#### Stated task:
Copy every line of the data that includes the string "JSON".

>> START Extracted data

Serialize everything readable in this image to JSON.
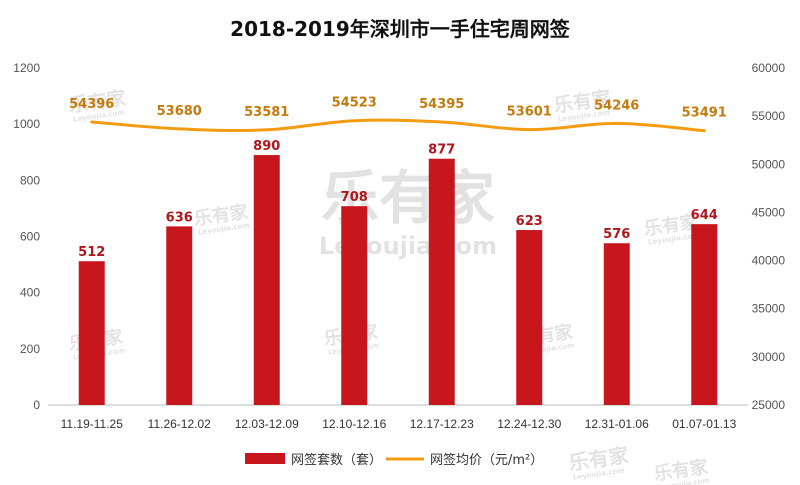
{
  "chart_data": {
    "type": "bar",
    "title": "2018-2019年深圳市一手住宅周网签",
    "categories": [
      "11.19-11.25",
      "11.26-12.02",
      "12.03-12.09",
      "12.10-12.16",
      "12.17-12.23",
      "12.24-12.30",
      "12.31-01.06",
      "01.07-01.13"
    ],
    "series": [
      {
        "name": "网签套数（套）",
        "type": "bar",
        "axis": "left",
        "values": [
          512,
          636,
          890,
          708,
          877,
          623,
          576,
          644
        ]
      },
      {
        "name": "网签均价（元/m²）",
        "type": "line",
        "axis": "right",
        "values": [
          54396,
          53680,
          53581,
          54523,
          54395,
          53601,
          54246,
          53491
        ]
      }
    ],
    "ylim_left": [
      0,
      1200
    ],
    "yticks_left": [
      0,
      200,
      400,
      600,
      800,
      1000,
      1200
    ],
    "ylim_right": [
      25000,
      60000
    ],
    "yticks_right": [
      25000,
      30000,
      35000,
      40000,
      45000,
      50000,
      55000,
      60000
    ],
    "legend_position": "bottom",
    "grid": false,
    "colors": {
      "bar": "#c8161d",
      "line": "#f39c12",
      "bar_label": "#b0161b",
      "line_label": "#c67a0d"
    }
  },
  "watermark": {
    "brand": "乐有家",
    "site": "Leyoujia.com"
  }
}
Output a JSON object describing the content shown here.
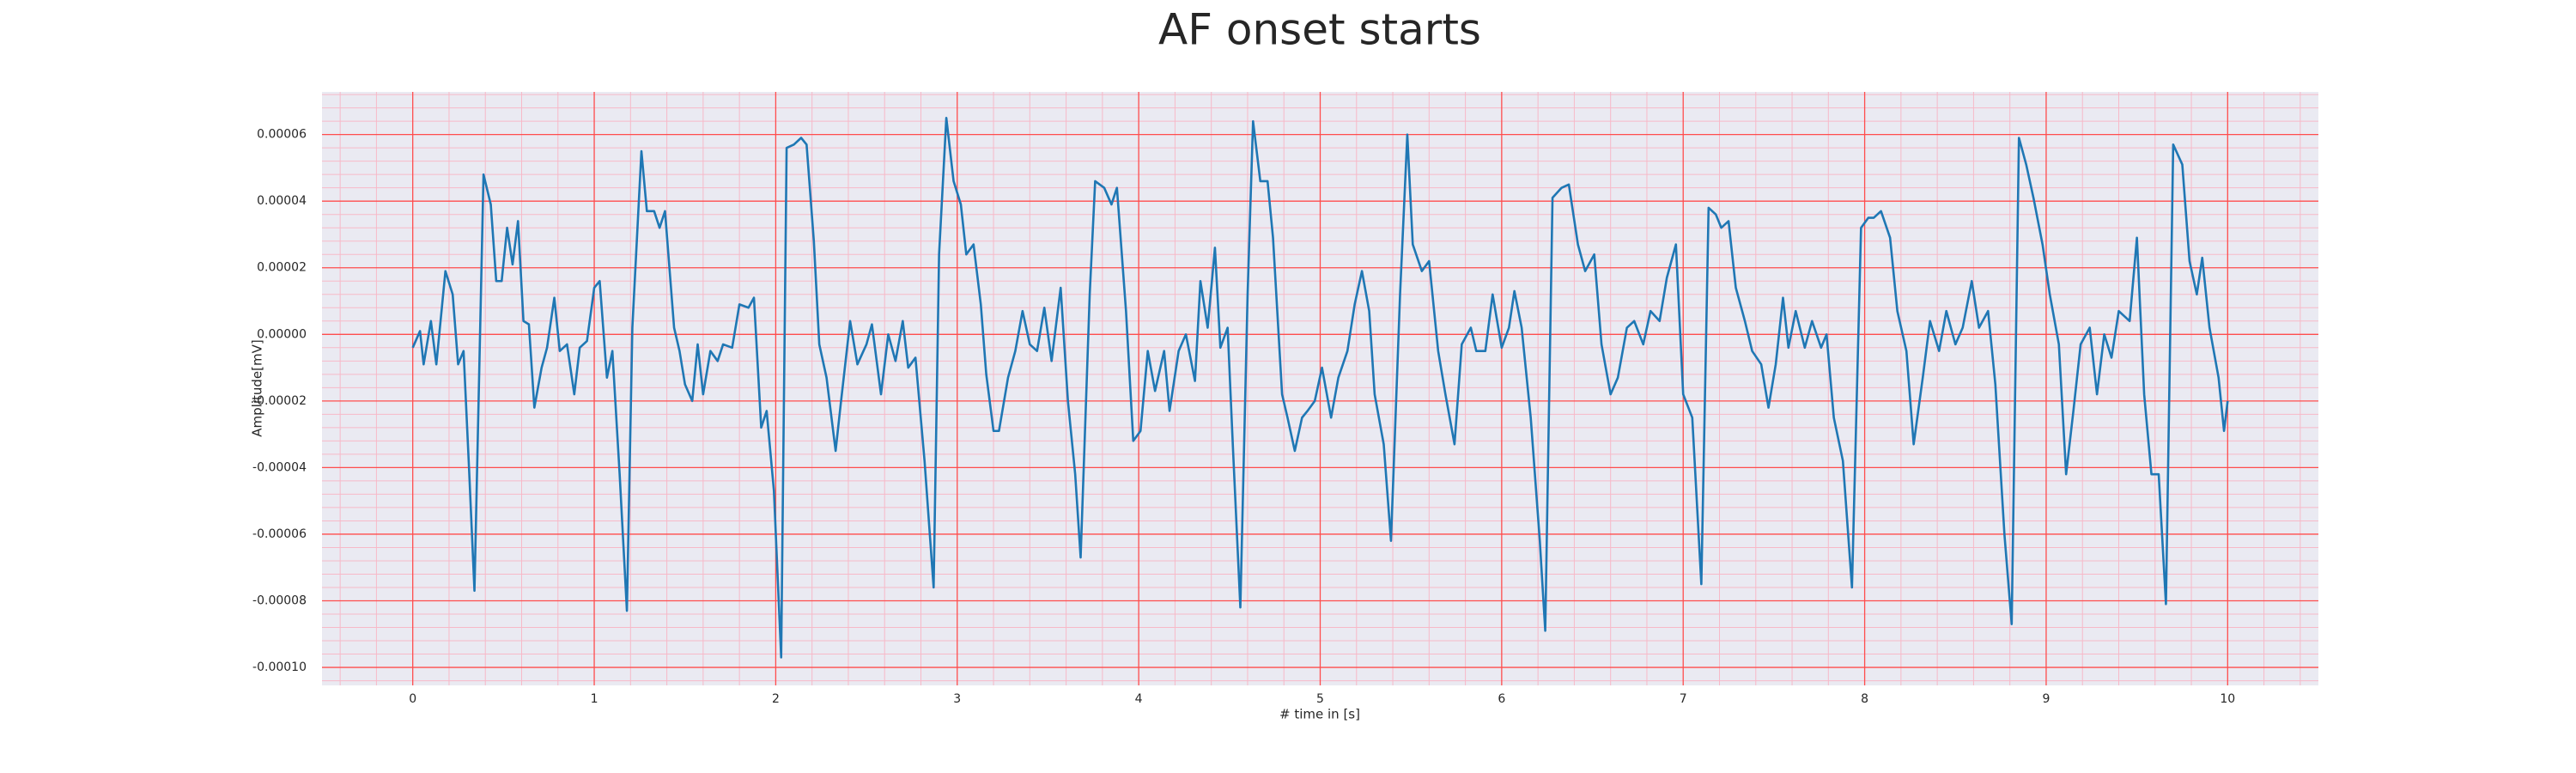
{
  "chart_data": {
    "type": "line",
    "title": "AF onset starts",
    "x_label": "# time in [s]",
    "y_label": "Amplitude[mV]",
    "xlim": [
      -0.5,
      10.5
    ],
    "ylim": [
      -0.0001054,
      7.28e-05
    ],
    "xticks": [
      0,
      1,
      2,
      3,
      4,
      5,
      6,
      7,
      8,
      9,
      10
    ],
    "yticks": [
      {
        "value": -0.0001,
        "label": "-0.00010"
      },
      {
        "value": -8e-05,
        "label": "-0.00008"
      },
      {
        "value": -6e-05,
        "label": "-0.00006"
      },
      {
        "value": -4e-05,
        "label": "-0.00004"
      },
      {
        "value": -2e-05,
        "label": "-0.00002"
      },
      {
        "value": 0,
        "label": "0.00000"
      },
      {
        "value": 2e-05,
        "label": "0.00002"
      },
      {
        "value": 4e-05,
        "label": "0.00004"
      },
      {
        "value": 6e-05,
        "label": "0.00006"
      }
    ],
    "grid": true,
    "minor_grid": true,
    "background": "#eaeaf2",
    "grid_color": "#ff4d4d",
    "minor_grid_color": "#f7b9c8",
    "x": [
      0.0,
      0.04,
      0.06,
      0.1,
      0.13,
      0.18,
      0.22,
      0.25,
      0.28,
      0.31,
      0.34,
      0.39,
      0.43,
      0.46,
      0.49,
      0.52,
      0.55,
      0.58,
      0.61,
      0.64,
      0.67,
      0.71,
      0.74,
      0.78,
      0.81,
      0.85,
      0.89,
      0.92,
      0.96,
      1.0,
      1.03,
      1.07,
      1.1,
      1.14,
      1.18,
      1.21,
      1.26,
      1.29,
      1.33,
      1.36,
      1.39,
      1.44,
      1.47,
      1.5,
      1.54,
      1.57,
      1.6,
      1.64,
      1.68,
      1.71,
      1.76,
      1.8,
      1.85,
      1.88,
      1.92,
      1.95,
      1.99,
      2.03,
      2.06,
      2.1,
      2.14,
      2.17,
      2.21,
      2.24,
      2.28,
      2.33,
      2.36,
      2.41,
      2.45,
      2.5,
      2.53,
      2.58,
      2.62,
      2.66,
      2.7,
      2.73,
      2.77,
      2.82,
      2.87,
      2.9,
      2.94,
      2.98,
      3.02,
      3.05,
      3.09,
      3.13,
      3.16,
      3.2,
      3.23,
      3.28,
      3.32,
      3.36,
      3.4,
      3.44,
      3.48,
      3.52,
      3.57,
      3.61,
      3.65,
      3.68,
      3.73,
      3.76,
      3.81,
      3.85,
      3.88,
      3.93,
      3.97,
      4.01,
      4.05,
      4.09,
      4.14,
      4.17,
      4.22,
      4.26,
      4.31,
      4.34,
      4.38,
      4.42,
      4.45,
      4.49,
      4.52,
      4.56,
      4.6,
      4.63,
      4.67,
      4.71,
      4.74,
      4.79,
      4.82,
      4.86,
      4.9,
      4.93,
      4.97,
      5.01,
      5.06,
      5.1,
      5.15,
      5.19,
      5.23,
      5.27,
      5.3,
      5.35,
      5.39,
      5.44,
      5.48,
      5.51,
      5.56,
      5.6,
      5.65,
      5.69,
      5.74,
      5.78,
      5.83,
      5.86,
      5.91,
      5.95,
      6.0,
      6.04,
      6.07,
      6.11,
      6.16,
      6.21,
      6.24,
      6.28,
      6.33,
      6.37,
      6.42,
      6.46,
      6.51,
      6.55,
      6.6,
      6.64,
      6.69,
      6.73,
      6.78,
      6.82,
      6.87,
      6.91,
      6.96,
      7.0,
      7.05,
      7.1,
      7.14,
      7.18,
      7.21,
      7.25,
      7.29,
      7.34,
      7.38,
      7.43,
      7.47,
      7.51,
      7.55,
      7.58,
      7.62,
      7.67,
      7.71,
      7.76,
      7.79,
      7.83,
      7.88,
      7.93,
      7.98,
      8.02,
      8.05,
      8.09,
      8.14,
      8.18,
      8.23,
      8.27,
      8.32,
      8.36,
      8.41,
      8.45,
      8.5,
      8.54,
      8.59,
      8.63,
      8.68,
      8.72,
      8.77,
      8.81,
      8.85,
      8.89,
      8.93,
      8.98,
      9.02,
      9.07,
      9.11,
      9.15,
      9.19,
      9.24,
      9.28,
      9.32,
      9.36,
      9.4,
      9.46,
      9.5,
      9.54,
      9.58,
      9.62,
      9.66,
      9.7,
      9.75,
      9.79,
      9.83,
      9.86,
      9.9,
      9.95,
      9.98,
      10.0
    ],
    "series": [
      {
        "color": "#1f77b4",
        "values": [
          -4e-06,
          1e-06,
          -9e-06,
          4e-06,
          -9e-06,
          1.9e-05,
          1.2e-05,
          -9e-06,
          -5e-06,
          -4e-05,
          -7.7e-05,
          4.8e-05,
          3.9e-05,
          1.6e-05,
          1.6e-05,
          3.2e-05,
          2.1e-05,
          3.4e-05,
          4e-06,
          3e-06,
          -2.2e-05,
          -1e-05,
          -4e-06,
          1.1e-05,
          -5e-06,
          -3e-06,
          -1.8e-05,
          -4e-06,
          -2e-06,
          1.4e-05,
          1.6e-05,
          -1.3e-05,
          -5e-06,
          -4.2e-05,
          -8.3e-05,
          2e-06,
          5.5e-05,
          3.7e-05,
          3.7e-05,
          3.2e-05,
          3.7e-05,
          2e-06,
          -5e-06,
          -1.5e-05,
          -2e-05,
          -3e-06,
          -1.8e-05,
          -5e-06,
          -8e-06,
          -3e-06,
          -4e-06,
          9e-06,
          8e-06,
          1.1e-05,
          -2.8e-05,
          -2.3e-05,
          -4.7e-05,
          -9.7e-05,
          5.6e-05,
          5.7e-05,
          5.9e-05,
          5.7e-05,
          2.8e-05,
          -3e-06,
          -1.3e-05,
          -3.5e-05,
          -2e-05,
          4e-06,
          -9e-06,
          -3e-06,
          3e-06,
          -1.8e-05,
          0,
          -8e-06,
          4e-06,
          -1e-05,
          -7e-06,
          -3.8e-05,
          -7.6e-05,
          2.4e-05,
          6.5e-05,
          4.6e-05,
          3.9e-05,
          2.4e-05,
          2.7e-05,
          9e-06,
          -1.2e-05,
          -2.9e-05,
          -2.9e-05,
          -1.3e-05,
          -5e-06,
          7e-06,
          -3e-06,
          -5e-06,
          8e-06,
          -8e-06,
          1.4e-05,
          -2e-05,
          -4.2e-05,
          -6.7e-05,
          1.2e-05,
          4.6e-05,
          4.4e-05,
          3.9e-05,
          4.4e-05,
          7e-06,
          -3.2e-05,
          -2.9e-05,
          -5e-06,
          -1.7e-05,
          -5e-06,
          -2.3e-05,
          -5e-06,
          0,
          -1.4e-05,
          1.6e-05,
          2e-06,
          2.6e-05,
          -4e-06,
          2e-06,
          -3.5e-05,
          -8.2e-05,
          1.2e-05,
          6.4e-05,
          4.6e-05,
          4.6e-05,
          2.9e-05,
          -1.8e-05,
          -2.5e-05,
          -3.5e-05,
          -2.5e-05,
          -2.3e-05,
          -2e-05,
          -1e-05,
          -2.5e-05,
          -1.3e-05,
          -5e-06,
          9e-06,
          1.9e-05,
          7e-06,
          -1.8e-05,
          -3.3e-05,
          -6.2e-05,
          1.2e-05,
          6e-05,
          2.7e-05,
          1.9e-05,
          2.2e-05,
          -5e-06,
          -1.8e-05,
          -3.3e-05,
          -3e-06,
          2e-06,
          -5e-06,
          -5e-06,
          1.2e-05,
          -4e-06,
          2e-06,
          1.3e-05,
          2e-06,
          -2.5e-05,
          -6.2e-05,
          -8.9e-05,
          4.1e-05,
          4.4e-05,
          4.5e-05,
          2.7e-05,
          1.9e-05,
          2.4e-05,
          -3e-06,
          -1.8e-05,
          -1.3e-05,
          2e-06,
          4e-06,
          -3e-06,
          7e-06,
          4e-06,
          1.7e-05,
          2.7e-05,
          -1.8e-05,
          -2.5e-05,
          -7.5e-05,
          3.8e-05,
          3.6e-05,
          3.2e-05,
          3.4e-05,
          1.4e-05,
          4e-06,
          -5e-06,
          -9e-06,
          -2.2e-05,
          -9e-06,
          1.1e-05,
          -4e-06,
          7e-06,
          -4e-06,
          4e-06,
          -4e-06,
          0,
          -2.5e-05,
          -3.8e-05,
          -7.6e-05,
          3.2e-05,
          3.5e-05,
          3.5e-05,
          3.7e-05,
          2.9e-05,
          7e-06,
          -5e-06,
          -3.3e-05,
          -1.3e-05,
          4e-06,
          -5e-06,
          7e-06,
          -3e-06,
          2e-06,
          1.6e-05,
          2e-06,
          7e-06,
          -1.5e-05,
          -6e-05,
          -8.7e-05,
          5.9e-05,
          5.1e-05,
          4.1e-05,
          2.7e-05,
          1.2e-05,
          -3e-06,
          -4.2e-05,
          -2.3e-05,
          -3e-06,
          2e-06,
          -1.8e-05,
          0,
          -7e-06,
          7e-06,
          4e-06,
          2.9e-05,
          -1.8e-05,
          -4.2e-05,
          -4.2e-05,
          -8.1e-05,
          5.7e-05,
          5.1e-05,
          2.2e-05,
          1.2e-05,
          2.3e-05,
          2e-06,
          -1.3e-05,
          -2.9e-05,
          -2e-05
        ]
      }
    ]
  }
}
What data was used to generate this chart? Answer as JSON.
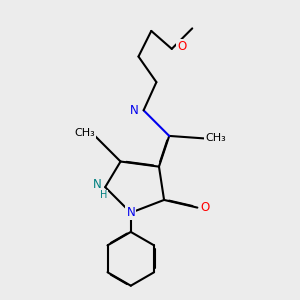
{
  "background_color": "#ececec",
  "atom_colors": {
    "N": "#0000ee",
    "O": "#ff0000",
    "C": "#000000",
    "H": "#008080"
  },
  "bond_color": "#000000",
  "bond_width": 1.5,
  "dbo": 0.018,
  "figsize": [
    3.0,
    3.0
  ],
  "dpi": 100
}
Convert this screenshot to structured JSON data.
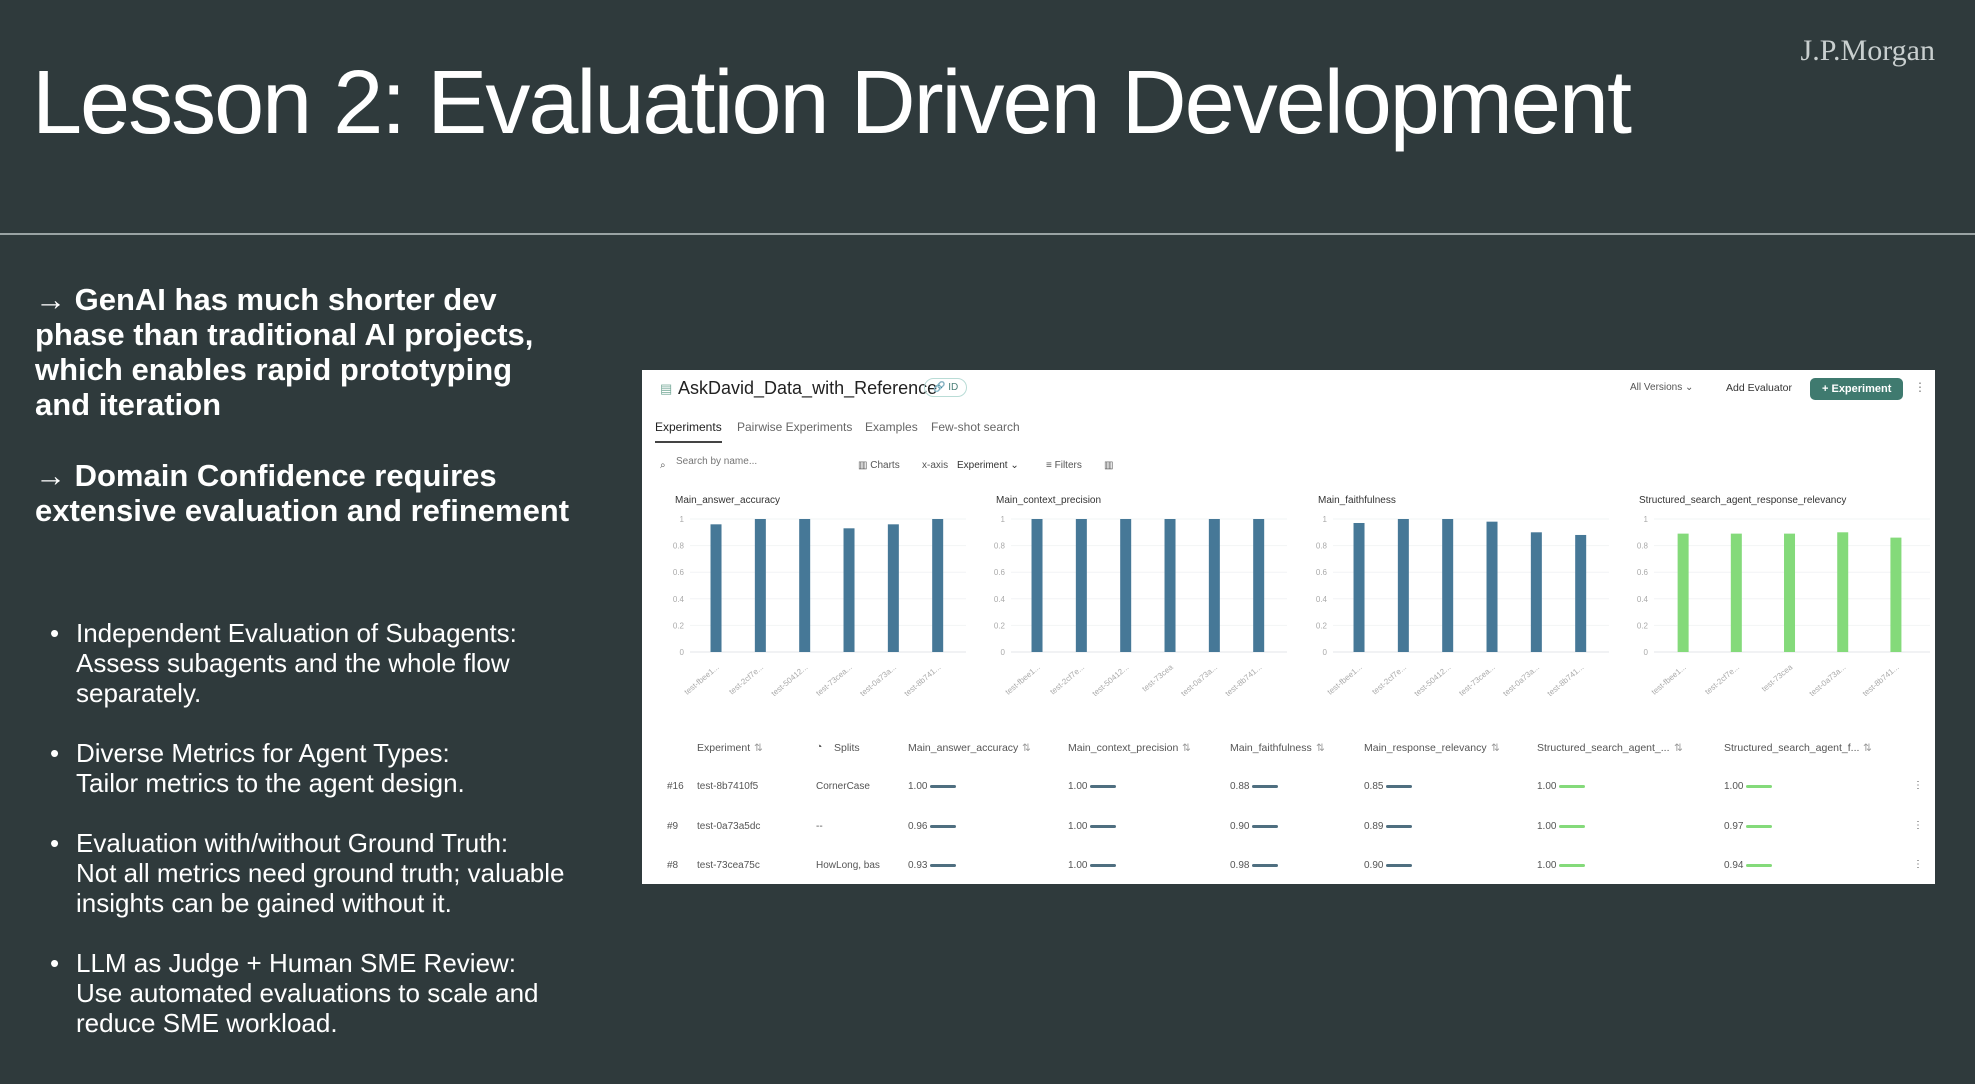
{
  "logo": "J.P.Morgan",
  "title": "Lesson 2: Evaluation Driven Development",
  "leads": [
    "→ GenAI has much shorter dev phase than traditional AI projects, which enables rapid prototyping and iteration",
    "→ Domain Confidence requires extensive evaluation and refinement"
  ],
  "bullets": [
    {
      "l1": "Independent Evaluation of Subagents:",
      "l2": "Assess subagents  and the whole flow separately."
    },
    {
      "l1": "Diverse Metrics for Agent Types:",
      "l2": "Tailor metrics to the agent design."
    },
    {
      "l1": "Evaluation with/without Ground Truth:",
      "l2": "Not all metrics need ground truth; valuable insights can be gained without it."
    },
    {
      "l1": "LLM as Judge + Human SME Review:",
      "l2": "Use automated evaluations to scale and reduce SME workload."
    }
  ],
  "app": {
    "dataset": "AskDavid_Data_with_Reference",
    "id_badge": "ID",
    "all_versions": "All Versions",
    "add_evaluator": "Add Evaluator",
    "experiment_btn": "+ Experiment",
    "tabs": [
      "Experiments",
      "Pairwise Experiments",
      "Examples",
      "Few-shot search"
    ],
    "search_placeholder": "Search by name...",
    "charts": "Charts",
    "xaxis_label": "x-axis",
    "xaxis_value": "Experiment",
    "filters": "Filters",
    "columns": [
      "Experiment",
      "Splits",
      "Main_answer_accuracy",
      "Main_context_precision",
      "Main_faithfulness",
      "Main_response_relevancy",
      "Structured_search_agent_...",
      "Structured_search_agent_f..."
    ],
    "rows": [
      {
        "num": "#16",
        "name": "test-8b7410f5",
        "split": "CornerCase",
        "vals": [
          "1.00",
          "1.00",
          "0.88",
          "0.85",
          "1.00",
          "1.00"
        ]
      },
      {
        "num": "#9",
        "name": "test-0a73a5dc",
        "split": "--",
        "vals": [
          "0.96",
          "1.00",
          "0.90",
          "0.89",
          "1.00",
          "0.97"
        ]
      },
      {
        "num": "#8",
        "name": "test-73cea75c",
        "split": "HowLong, bas",
        "vals": [
          "0.93",
          "1.00",
          "0.98",
          "0.90",
          "1.00",
          "0.94"
        ]
      }
    ],
    "colors": {
      "blue": "#467897",
      "green": "#84da7a",
      "accent": "#3f7a6f"
    }
  },
  "chart_data": [
    {
      "type": "bar",
      "title": "Main_answer_accuracy",
      "categories": [
        "test-fbee1...",
        "test-2cf7e...",
        "test-50412...",
        "test-73cea...",
        "test-0a73a...",
        "test-8b741..."
      ],
      "values": [
        0.96,
        1,
        1,
        0.93,
        0.96,
        1
      ],
      "ylim": [
        0,
        1
      ],
      "yticks": [
        "0",
        "0.2",
        "0.4",
        "0.6",
        "0.8",
        "1"
      ],
      "color": "#467897"
    },
    {
      "type": "bar",
      "title": "Main_context_precision",
      "categories": [
        "test-fbee1...",
        "test-2cf7e...",
        "test-50412...",
        "test-73cea",
        "test-0a73a...",
        "test-8b741..."
      ],
      "values": [
        1,
        1,
        1,
        1,
        1,
        1
      ],
      "ylim": [
        0,
        1
      ],
      "yticks": [
        "0",
        "0.2",
        "0.4",
        "0.6",
        "0.8",
        "1"
      ],
      "color": "#467897"
    },
    {
      "type": "bar",
      "title": "Main_faithfulness",
      "categories": [
        "test-fbee1...",
        "test-2cf7e...",
        "test-50412...",
        "test-73cea...",
        "test-0a73a...",
        "test-8b741..."
      ],
      "values": [
        0.97,
        1,
        1,
        0.98,
        0.9,
        0.88
      ],
      "ylim": [
        0,
        1
      ],
      "yticks": [
        "0",
        "0.2",
        "0.4",
        "0.6",
        "0.8",
        "1"
      ],
      "color": "#467897"
    },
    {
      "type": "bar",
      "title": "Structured_search_agent_response_relevancy",
      "categories": [
        "test-fbee1...",
        "test-2cf7e...",
        "test-73cea",
        "test-0a73a...",
        "test-8b741..."
      ],
      "values": [
        0.89,
        0.89,
        0.89,
        0.9,
        0.86
      ],
      "ylim": [
        0,
        1
      ],
      "yticks": [
        "0",
        "0.2",
        "0.4",
        "0.6",
        "0.8",
        "1"
      ],
      "color": "#84da7a"
    }
  ]
}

>> END Extracted data

#### Right answer:
Serialize everything readable in this image to JSON.
Output a JSON object describing the content shown here.
What data was used to generate this chart? Answer as JSON.
Convert this screenshot to structured JSON data.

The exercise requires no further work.